Dataset rows about figures

========================================================================

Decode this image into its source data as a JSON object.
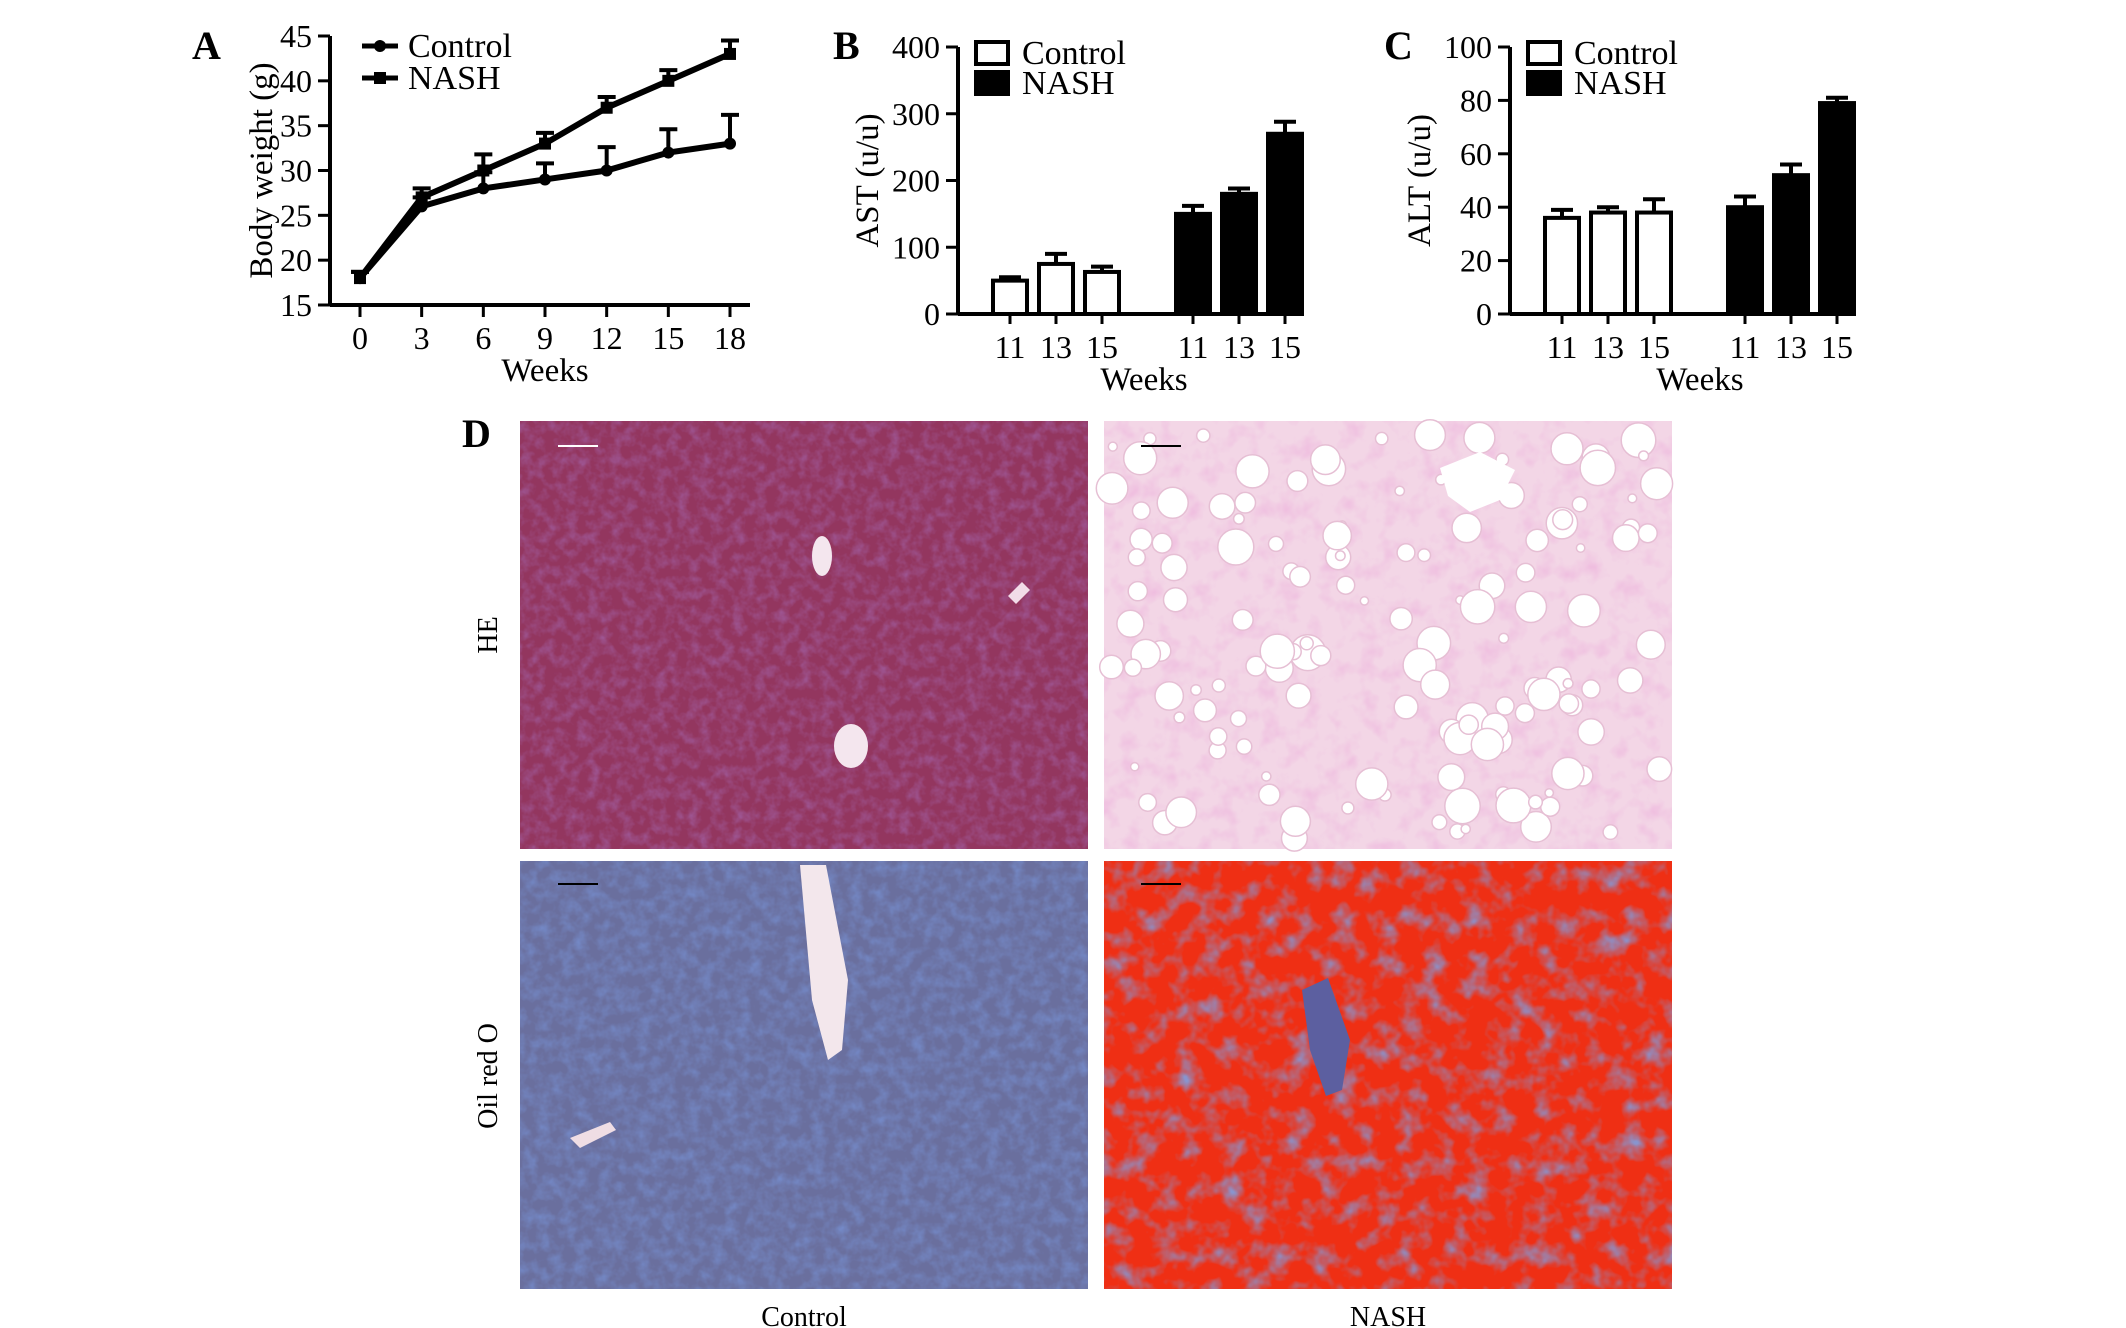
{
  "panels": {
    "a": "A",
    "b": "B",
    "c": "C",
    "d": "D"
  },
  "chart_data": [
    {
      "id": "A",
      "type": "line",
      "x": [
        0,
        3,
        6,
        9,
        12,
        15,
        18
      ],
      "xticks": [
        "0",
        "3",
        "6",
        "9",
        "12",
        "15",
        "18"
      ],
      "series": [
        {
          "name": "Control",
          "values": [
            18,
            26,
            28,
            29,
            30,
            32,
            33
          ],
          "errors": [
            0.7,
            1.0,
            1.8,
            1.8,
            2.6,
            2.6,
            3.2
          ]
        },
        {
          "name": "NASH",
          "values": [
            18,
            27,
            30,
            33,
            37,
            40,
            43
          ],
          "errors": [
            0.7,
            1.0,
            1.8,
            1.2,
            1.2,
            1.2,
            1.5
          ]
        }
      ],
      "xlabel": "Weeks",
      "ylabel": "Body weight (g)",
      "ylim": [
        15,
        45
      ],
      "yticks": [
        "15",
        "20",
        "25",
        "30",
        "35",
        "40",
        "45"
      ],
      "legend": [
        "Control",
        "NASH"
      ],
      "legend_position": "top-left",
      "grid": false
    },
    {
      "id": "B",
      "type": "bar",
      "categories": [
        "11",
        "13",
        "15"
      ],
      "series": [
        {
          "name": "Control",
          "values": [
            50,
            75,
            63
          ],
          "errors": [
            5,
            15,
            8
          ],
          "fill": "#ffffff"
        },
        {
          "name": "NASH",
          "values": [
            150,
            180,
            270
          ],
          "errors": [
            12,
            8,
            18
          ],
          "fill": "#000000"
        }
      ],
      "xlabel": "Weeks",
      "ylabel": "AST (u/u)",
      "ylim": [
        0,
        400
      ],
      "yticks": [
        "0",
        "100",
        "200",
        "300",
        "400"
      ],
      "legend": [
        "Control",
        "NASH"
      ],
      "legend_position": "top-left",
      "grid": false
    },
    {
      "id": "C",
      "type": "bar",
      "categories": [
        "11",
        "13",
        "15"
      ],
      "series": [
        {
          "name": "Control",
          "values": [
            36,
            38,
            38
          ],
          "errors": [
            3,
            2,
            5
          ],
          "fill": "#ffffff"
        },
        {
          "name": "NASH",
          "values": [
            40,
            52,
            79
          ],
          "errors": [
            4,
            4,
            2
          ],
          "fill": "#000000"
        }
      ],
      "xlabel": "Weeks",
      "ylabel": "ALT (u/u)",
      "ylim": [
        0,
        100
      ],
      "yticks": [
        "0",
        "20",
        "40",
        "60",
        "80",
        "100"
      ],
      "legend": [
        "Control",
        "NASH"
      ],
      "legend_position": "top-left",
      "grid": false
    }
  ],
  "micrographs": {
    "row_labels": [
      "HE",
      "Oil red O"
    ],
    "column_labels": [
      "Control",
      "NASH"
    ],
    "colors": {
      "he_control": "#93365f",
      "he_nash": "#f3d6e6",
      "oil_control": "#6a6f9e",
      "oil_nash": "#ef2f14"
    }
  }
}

========================================================================

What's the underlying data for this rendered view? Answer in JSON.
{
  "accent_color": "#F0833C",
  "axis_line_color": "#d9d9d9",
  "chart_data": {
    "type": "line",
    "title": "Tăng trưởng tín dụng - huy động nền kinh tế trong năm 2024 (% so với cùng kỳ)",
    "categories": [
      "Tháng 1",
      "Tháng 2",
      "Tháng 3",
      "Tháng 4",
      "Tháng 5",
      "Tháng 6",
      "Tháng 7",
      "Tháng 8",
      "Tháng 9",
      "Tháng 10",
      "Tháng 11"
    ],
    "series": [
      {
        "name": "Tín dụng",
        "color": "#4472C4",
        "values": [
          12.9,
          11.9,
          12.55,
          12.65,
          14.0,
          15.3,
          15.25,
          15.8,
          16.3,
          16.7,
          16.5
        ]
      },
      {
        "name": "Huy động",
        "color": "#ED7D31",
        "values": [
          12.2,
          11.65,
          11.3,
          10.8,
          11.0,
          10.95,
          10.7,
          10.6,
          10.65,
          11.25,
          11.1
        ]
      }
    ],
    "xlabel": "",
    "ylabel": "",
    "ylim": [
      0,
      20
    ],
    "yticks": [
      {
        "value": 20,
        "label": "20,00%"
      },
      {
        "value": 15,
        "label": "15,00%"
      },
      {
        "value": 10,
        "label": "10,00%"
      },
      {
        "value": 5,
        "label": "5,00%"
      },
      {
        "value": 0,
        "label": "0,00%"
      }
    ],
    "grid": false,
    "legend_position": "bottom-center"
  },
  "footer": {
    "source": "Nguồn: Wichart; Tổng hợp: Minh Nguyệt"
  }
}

========================================================================

• Problem requirements
Across the material above, count every line holding "this" and write down only the number.

• The response
2